'''

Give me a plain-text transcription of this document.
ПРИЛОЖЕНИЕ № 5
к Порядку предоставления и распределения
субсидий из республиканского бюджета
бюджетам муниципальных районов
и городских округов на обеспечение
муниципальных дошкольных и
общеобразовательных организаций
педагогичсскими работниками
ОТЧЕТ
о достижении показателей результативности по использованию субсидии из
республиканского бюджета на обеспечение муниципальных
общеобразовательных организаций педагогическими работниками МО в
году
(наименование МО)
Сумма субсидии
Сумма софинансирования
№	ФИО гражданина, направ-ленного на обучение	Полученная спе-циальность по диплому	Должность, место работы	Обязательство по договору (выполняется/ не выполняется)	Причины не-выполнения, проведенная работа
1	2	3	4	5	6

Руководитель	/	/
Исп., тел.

'''

Reproduce the material above without altering a single character.

◆ Task response ◆
Give me a plain-text transcription of this document.
ПРИЛОЖЕНИЕ № 5
к Порядку предоставления и распределения
субсидий из республиканского бюджета
бюджетам муниципальных районов
и городских округов на обеспечение
муниципальных дошкольных и
общеобразовательных организаций
педагогичсскими работниками
ОТЧЕТ
о достижении показателей результативности по использованию субсидии из
республиканского бюджета на обеспечение муниципальных
общеобразовательных организаций педагогическими работниками МО в
году
(наименование МО)
Сумма субсидии
Сумма софинансирования
№	ФИО гражданина, направ-ленного на обучение	Полученная спе-циальность по диплому	Должность, место работы	Обязательство по договору (выполняется/ не выполняется)	Причины не-выполнения, проведенная работа
1	2	3	4	5	6

Руководитель	/	/
Исп., тел.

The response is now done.